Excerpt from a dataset
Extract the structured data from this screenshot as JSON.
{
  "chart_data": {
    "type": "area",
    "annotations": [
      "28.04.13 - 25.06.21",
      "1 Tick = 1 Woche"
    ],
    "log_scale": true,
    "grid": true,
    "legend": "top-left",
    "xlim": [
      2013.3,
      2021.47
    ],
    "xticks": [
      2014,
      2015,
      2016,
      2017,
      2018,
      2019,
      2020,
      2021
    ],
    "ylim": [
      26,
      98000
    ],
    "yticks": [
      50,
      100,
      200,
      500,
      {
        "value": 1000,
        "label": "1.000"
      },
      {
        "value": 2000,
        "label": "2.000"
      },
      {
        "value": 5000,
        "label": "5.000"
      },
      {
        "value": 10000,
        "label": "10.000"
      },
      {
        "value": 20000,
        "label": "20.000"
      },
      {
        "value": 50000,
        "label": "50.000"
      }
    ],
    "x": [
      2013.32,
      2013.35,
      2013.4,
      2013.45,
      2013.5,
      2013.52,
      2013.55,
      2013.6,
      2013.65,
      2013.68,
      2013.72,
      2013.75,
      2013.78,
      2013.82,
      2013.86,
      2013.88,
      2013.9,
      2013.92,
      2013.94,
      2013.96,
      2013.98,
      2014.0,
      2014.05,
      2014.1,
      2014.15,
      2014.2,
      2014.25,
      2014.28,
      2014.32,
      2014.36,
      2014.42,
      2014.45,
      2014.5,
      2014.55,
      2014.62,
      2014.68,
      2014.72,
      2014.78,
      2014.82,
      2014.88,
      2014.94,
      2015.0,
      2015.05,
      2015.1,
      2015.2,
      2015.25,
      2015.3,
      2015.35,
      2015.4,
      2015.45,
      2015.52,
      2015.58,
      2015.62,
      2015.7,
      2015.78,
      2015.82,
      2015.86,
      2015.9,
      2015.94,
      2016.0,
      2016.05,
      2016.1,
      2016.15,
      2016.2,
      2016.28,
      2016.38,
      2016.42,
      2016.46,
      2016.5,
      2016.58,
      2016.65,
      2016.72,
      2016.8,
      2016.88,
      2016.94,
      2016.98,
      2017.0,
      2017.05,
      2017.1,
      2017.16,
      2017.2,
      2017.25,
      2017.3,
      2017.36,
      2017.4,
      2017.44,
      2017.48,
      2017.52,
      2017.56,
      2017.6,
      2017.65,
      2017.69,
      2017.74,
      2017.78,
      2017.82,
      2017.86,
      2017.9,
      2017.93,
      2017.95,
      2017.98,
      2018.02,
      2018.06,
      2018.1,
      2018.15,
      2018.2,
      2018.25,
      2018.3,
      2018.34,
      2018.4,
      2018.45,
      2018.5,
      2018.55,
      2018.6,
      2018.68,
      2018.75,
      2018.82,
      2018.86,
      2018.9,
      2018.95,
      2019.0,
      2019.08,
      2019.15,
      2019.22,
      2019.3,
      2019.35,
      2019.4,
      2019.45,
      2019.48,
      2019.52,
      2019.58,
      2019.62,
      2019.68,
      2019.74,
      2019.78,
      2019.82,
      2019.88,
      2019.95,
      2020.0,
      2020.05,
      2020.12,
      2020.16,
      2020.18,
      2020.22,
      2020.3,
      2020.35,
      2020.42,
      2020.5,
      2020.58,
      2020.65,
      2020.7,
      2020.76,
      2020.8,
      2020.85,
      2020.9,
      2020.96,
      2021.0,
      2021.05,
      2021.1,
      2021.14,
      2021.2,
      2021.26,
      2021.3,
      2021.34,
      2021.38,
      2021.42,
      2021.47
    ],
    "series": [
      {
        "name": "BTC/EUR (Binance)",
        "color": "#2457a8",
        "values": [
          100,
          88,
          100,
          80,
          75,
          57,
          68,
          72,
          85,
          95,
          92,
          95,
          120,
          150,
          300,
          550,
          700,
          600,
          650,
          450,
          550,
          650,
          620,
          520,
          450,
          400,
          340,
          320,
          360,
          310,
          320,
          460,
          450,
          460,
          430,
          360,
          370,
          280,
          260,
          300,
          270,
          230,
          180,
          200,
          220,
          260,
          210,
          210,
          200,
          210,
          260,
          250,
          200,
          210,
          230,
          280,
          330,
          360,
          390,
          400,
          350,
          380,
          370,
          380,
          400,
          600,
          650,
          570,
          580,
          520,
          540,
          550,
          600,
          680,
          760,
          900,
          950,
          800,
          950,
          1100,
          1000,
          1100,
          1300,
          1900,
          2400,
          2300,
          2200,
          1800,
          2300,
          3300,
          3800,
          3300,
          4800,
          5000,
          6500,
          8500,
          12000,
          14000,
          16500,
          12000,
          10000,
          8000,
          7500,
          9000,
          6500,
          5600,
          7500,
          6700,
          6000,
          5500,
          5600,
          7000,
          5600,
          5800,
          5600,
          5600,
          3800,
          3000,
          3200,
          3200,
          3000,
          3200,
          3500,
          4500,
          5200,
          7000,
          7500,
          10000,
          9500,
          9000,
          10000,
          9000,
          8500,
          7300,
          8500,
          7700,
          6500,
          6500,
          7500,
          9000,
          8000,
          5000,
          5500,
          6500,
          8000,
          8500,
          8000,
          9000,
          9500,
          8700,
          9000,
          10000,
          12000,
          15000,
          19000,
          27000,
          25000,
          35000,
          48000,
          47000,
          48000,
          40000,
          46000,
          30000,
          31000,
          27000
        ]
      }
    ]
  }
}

**Exercise instructions:** Collect, from the material above, every line containing the word "label".

**Solution:**
        "label": "1.000"
        "label": "2.000"
        "label": "5.000"
        "label": "10.000"
        "label": "20.000"
        "label": "50.000"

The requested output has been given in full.